• **REQUEST**: What follows is a set of records; restate each one word for word and drop the pictures.

>> START

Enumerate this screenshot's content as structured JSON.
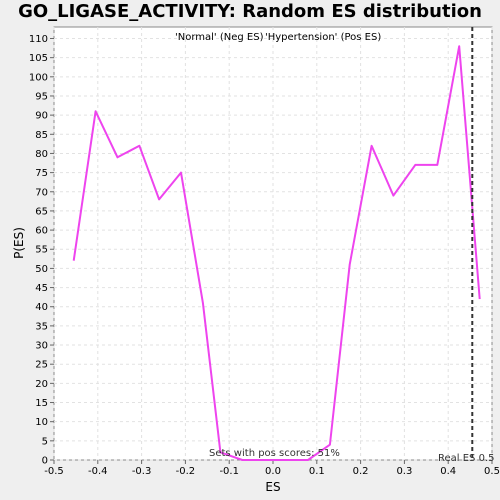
{
  "chart_data": {
    "type": "line",
    "title": "GO_LIGASE_ACTIVITY: Random ES distribution",
    "legend": {
      "neg_label": "'Normal' (Neg ES)",
      "pos_label": "'Hypertension' (Pos ES)",
      "placement": "top-center",
      "neg_color": "#3333ff",
      "pos_color": "#ff3333"
    },
    "xlabel": "ES",
    "ylabel": "P(ES)",
    "xlim": [
      -0.5,
      0.5
    ],
    "ylim": [
      0,
      113
    ],
    "x_ticks": [
      "-0.5",
      "-0.4",
      "-0.3",
      "-0.2",
      "-0.1",
      "0.0",
      "0.1",
      "0.2",
      "0.3",
      "0.4",
      "0.5"
    ],
    "y_ticks": [
      "0",
      "5",
      "10",
      "15",
      "20",
      "25",
      "30",
      "35",
      "40",
      "45",
      "50",
      "55",
      "60",
      "65",
      "70",
      "75",
      "80",
      "85",
      "90",
      "95",
      "100",
      "105",
      "110"
    ],
    "grid": true,
    "series": [
      {
        "color": "#ee44ee",
        "x": [
          -0.455,
          -0.405,
          -0.355,
          -0.305,
          -0.26,
          -0.21,
          -0.16,
          -0.12,
          -0.07,
          -0.02,
          0.03,
          0.08,
          0.13,
          0.175,
          0.225,
          0.275,
          0.325,
          0.375,
          0.425,
          0.472
        ],
        "y": [
          52,
          91,
          79,
          82,
          68,
          75,
          41,
          2,
          0,
          0,
          0,
          0,
          4,
          51,
          82,
          69,
          77,
          77,
          108,
          42
        ]
      }
    ],
    "real_es": {
      "x": 0.455,
      "label": "Real ES 0.5"
    },
    "annotation": "Sets with pos scores: 51%"
  }
}
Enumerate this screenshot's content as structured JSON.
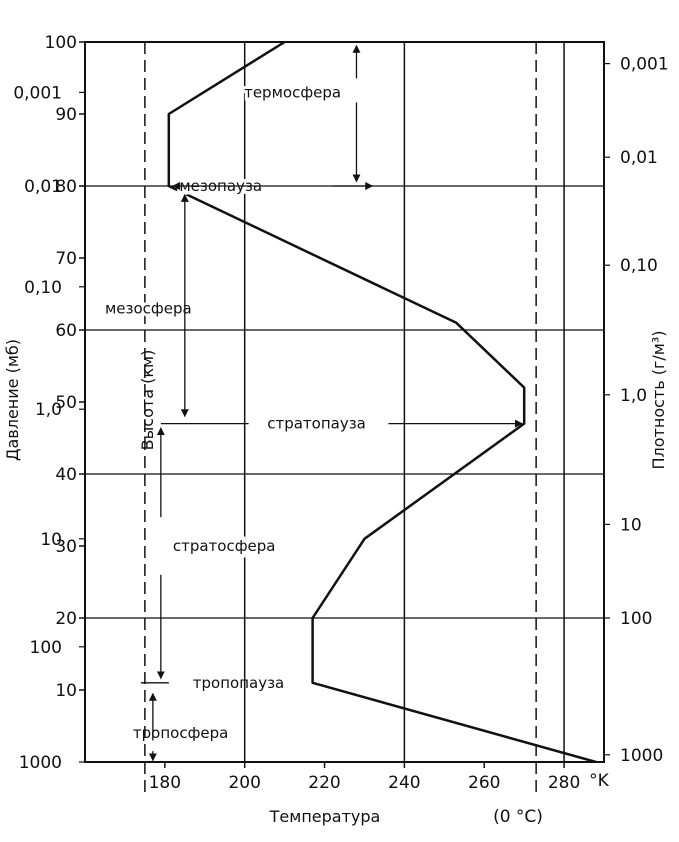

>> END

• **OUTPUT BELOW**:
Enumerate this screenshot's content as structured JSON.
{
  "chart_data": {
    "type": "line",
    "title": "GO_LIGASE_ACTIVITY: Random ES distribution",
    "legend": {
      "neg_label": "'Normal' (Neg ES)",
      "pos_label": "'Hypertension' (Pos ES)",
      "placement": "top-center",
      "neg_color": "#3333ff",
      "pos_color": "#ff3333"
    },
    "xlabel": "ES",
    "ylabel": "P(ES)",
    "xlim": [
      -0.5,
      0.5
    ],
    "ylim": [
      0,
      113
    ],
    "x_ticks": [
      "-0.5",
      "-0.4",
      "-0.3",
      "-0.2",
      "-0.1",
      "0.0",
      "0.1",
      "0.2",
      "0.3",
      "0.4",
      "0.5"
    ],
    "y_ticks": [
      "0",
      "5",
      "10",
      "15",
      "20",
      "25",
      "30",
      "35",
      "40",
      "45",
      "50",
      "55",
      "60",
      "65",
      "70",
      "75",
      "80",
      "85",
      "90",
      "95",
      "100",
      "105",
      "110"
    ],
    "grid": true,
    "series": [
      {
        "color": "#ee44ee",
        "x": [
          -0.455,
          -0.405,
          -0.355,
          -0.305,
          -0.26,
          -0.21,
          -0.16,
          -0.12,
          -0.07,
          -0.02,
          0.03,
          0.08,
          0.13,
          0.175,
          0.225,
          0.275,
          0.325,
          0.375,
          0.425,
          0.472
        ],
        "y": [
          52,
          91,
          79,
          82,
          68,
          75,
          41,
          2,
          0,
          0,
          0,
          0,
          4,
          51,
          82,
          69,
          77,
          77,
          108,
          42
        ]
      }
    ],
    "real_es": {
      "x": 0.455,
      "label": "Real ES 0.5"
    },
    "annotation": "Sets with pos scores: 51%"
  }
}
Enumerate this screenshot's content as structured JSON.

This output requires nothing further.